Passage for review »
******************************
Sure you can, if your DM helpfully provides them for you or you can planar bind one.Or you could, you know, hunt one down.


Then he just has to provide a Tarrasque for you to dominate.Again, hunt it down. Be proactive.


I didn't say it's impossible. I just said that it doesn't work with summoning, so you'll have to shell out for planar binding or find a suitable creature to control the normal way.Right. But summoning something for long enough to hit the tarrasque with repeated Dominates so you can command your minion to encourage the tarrasque to lower its defenses "so he can help you" isn't out of the realm of possibility. The tarrasque is sentient, though only barely, but it has no way to determine that you're not actually healing the ability damage your party mates inflicted on it, or whatever.

Krios
2015-10-05, 08:47 PM
Enchantment is situational.

But it's not situational because the DM might throw monsters that are immune at the party. If a single monster shows up that isn't immune, you've just doubled your combat effectiveness for this level and increased it substantially for the next couple of levels. And for most of the game, less than half of monsters are immune. Obviously, it's possible that you'll have to play an undead or robot apocalypse game, but those games are atypical and should not be taken seriously as arguments that a school is generally weak.

Enchantment is situational because the things that make it powerful are absurd. You do have the ability to turn people to your side, but it's both overpowered (you double your power every encounter) and abusive (you're cycling charm spells into diplomacy, which is likely to get banned on both ends). So the DM has a reasonably high chance to reasonably declare that things simply don't work that way and bar your attempts to get the real ultimate power to which you are entitled.
******************************
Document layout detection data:
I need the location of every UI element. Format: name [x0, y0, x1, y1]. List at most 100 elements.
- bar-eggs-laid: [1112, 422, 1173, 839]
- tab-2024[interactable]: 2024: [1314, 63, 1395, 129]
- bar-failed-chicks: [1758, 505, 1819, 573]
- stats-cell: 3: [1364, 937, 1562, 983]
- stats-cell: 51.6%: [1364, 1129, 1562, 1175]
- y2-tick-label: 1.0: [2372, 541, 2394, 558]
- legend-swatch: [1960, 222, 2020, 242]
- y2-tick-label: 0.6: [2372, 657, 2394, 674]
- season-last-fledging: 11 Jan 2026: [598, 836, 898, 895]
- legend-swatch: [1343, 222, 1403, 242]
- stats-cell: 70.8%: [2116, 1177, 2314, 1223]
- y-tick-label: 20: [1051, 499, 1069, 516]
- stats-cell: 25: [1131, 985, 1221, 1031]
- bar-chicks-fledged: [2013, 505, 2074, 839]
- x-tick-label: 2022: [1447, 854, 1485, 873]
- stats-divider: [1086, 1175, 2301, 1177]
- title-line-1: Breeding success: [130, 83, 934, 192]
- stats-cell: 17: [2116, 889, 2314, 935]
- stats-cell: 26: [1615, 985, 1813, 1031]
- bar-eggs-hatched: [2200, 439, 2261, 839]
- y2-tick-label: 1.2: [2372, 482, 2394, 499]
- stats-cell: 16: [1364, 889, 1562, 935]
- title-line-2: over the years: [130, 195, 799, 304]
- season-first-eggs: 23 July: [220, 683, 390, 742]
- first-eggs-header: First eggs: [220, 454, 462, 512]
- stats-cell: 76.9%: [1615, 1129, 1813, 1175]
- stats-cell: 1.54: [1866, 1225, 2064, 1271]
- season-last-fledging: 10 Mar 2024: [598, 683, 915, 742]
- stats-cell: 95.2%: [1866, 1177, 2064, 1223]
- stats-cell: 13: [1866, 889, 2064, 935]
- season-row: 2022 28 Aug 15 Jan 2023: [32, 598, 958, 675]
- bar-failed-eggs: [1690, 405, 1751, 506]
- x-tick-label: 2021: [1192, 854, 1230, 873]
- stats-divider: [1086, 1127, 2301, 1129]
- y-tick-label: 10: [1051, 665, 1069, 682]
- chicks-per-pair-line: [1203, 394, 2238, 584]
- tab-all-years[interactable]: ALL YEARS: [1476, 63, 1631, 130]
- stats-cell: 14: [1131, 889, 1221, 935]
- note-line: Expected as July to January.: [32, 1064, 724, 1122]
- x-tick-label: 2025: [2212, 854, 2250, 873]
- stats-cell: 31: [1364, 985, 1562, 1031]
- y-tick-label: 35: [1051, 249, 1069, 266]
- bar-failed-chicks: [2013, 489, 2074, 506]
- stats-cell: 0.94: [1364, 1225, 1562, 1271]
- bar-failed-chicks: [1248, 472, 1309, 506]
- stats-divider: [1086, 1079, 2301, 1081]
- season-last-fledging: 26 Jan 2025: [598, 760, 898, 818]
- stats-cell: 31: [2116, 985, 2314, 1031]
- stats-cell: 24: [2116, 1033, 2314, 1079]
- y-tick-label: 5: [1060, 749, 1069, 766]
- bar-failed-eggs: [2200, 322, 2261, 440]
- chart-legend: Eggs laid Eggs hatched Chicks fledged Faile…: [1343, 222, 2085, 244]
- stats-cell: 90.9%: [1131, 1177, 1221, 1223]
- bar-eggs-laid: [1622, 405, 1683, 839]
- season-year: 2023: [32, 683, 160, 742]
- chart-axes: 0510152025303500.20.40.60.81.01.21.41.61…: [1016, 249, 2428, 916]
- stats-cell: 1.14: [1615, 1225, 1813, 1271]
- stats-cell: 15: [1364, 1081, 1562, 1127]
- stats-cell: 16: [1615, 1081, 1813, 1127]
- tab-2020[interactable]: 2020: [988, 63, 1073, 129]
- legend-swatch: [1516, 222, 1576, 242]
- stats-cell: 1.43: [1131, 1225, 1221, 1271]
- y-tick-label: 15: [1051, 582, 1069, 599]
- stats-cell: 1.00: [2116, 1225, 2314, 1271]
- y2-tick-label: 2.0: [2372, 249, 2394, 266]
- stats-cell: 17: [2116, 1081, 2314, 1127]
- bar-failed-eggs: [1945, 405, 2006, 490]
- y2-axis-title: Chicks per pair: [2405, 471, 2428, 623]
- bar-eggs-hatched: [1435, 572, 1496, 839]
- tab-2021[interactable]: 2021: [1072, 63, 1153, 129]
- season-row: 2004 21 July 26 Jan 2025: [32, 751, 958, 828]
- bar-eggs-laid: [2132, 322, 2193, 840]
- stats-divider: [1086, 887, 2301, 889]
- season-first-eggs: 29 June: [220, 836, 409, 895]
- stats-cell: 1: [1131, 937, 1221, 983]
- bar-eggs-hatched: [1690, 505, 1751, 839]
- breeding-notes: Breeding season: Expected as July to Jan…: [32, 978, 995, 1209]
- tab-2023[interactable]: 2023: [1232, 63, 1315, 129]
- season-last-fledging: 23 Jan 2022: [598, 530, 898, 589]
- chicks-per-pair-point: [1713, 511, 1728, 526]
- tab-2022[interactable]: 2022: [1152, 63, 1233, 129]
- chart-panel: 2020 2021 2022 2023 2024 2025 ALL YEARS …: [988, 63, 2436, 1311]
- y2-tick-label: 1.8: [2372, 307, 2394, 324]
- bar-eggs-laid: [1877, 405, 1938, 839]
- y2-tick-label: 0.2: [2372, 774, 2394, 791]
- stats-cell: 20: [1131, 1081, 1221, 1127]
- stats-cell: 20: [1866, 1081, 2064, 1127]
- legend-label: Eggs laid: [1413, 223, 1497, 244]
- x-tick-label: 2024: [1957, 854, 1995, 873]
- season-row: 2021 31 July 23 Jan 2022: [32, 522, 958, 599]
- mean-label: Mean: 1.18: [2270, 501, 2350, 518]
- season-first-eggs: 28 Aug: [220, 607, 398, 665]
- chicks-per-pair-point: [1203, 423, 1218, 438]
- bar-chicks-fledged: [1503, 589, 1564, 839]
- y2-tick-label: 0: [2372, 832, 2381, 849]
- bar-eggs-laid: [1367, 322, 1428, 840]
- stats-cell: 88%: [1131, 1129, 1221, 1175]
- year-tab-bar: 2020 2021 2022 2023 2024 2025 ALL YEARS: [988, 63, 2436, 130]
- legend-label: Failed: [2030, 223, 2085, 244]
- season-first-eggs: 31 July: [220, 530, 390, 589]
******************************
Copy the part of the forum discussion from "I didn't say" up to and including "it, or whatever.". The entries are separate material and have no connection to the forum discussion.

Task solution »
I didn't say it's impossible. I just said that it doesn't work with summoning, so you'll have to shell out for planar binding or find a suitable creature to control the normal way.Right. But summoning something for long enough to hit the tarrasque with repeated Dominates so you can command your minion to encourage the tarrasque to lower its defenses "so he can help you" isn't out of the realm of possibility. The tarrasque is sentient, though only barely, but it has no way to determine that you're not actually healing the ability damage your party mates inflicted on it, or whatever.